TO BE DONE | Take the records underneath and set them down exactly.

start MATERIALS PROVIDED

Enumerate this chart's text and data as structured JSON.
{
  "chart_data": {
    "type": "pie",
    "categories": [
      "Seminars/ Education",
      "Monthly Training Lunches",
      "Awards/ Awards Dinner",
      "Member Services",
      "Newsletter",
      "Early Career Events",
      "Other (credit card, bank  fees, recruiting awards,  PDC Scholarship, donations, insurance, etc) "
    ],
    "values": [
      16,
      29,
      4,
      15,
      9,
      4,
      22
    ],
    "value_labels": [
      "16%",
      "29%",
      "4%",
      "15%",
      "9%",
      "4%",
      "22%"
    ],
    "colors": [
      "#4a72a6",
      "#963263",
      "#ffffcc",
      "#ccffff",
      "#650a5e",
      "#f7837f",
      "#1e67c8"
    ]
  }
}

end MATERIALS PROVIDED

EXERCISE OUTPUT |
Enumerate this chart's text and data as structured JSON.
{
  "chart_data": {
    "type": "pie",
    "categories": [
      "Seminars/ Education",
      "Monthly Training Lunches",
      "Awards/ Awards Dinner",
      "Member Services",
      "Newsletter",
      "Early Career Events",
      "Other (credit card, bank  fees, recruiting awards,  PDC Scholarship, donations, insurance, etc) "
    ],
    "values": [
      16,
      29,
      4,
      15,
      9,
      4,
      22
    ],
    "value_labels": [
      "16%",
      "29%",
      "4%",
      "15%",
      "9%",
      "4%",
      "22%"
    ],
    "colors": [
      "#4a72a6",
      "#963263",
      "#ffffcc",
      "#ccffff",
      "#650a5e",
      "#f7837f",
      "#1e67c8"
    ]
  }
}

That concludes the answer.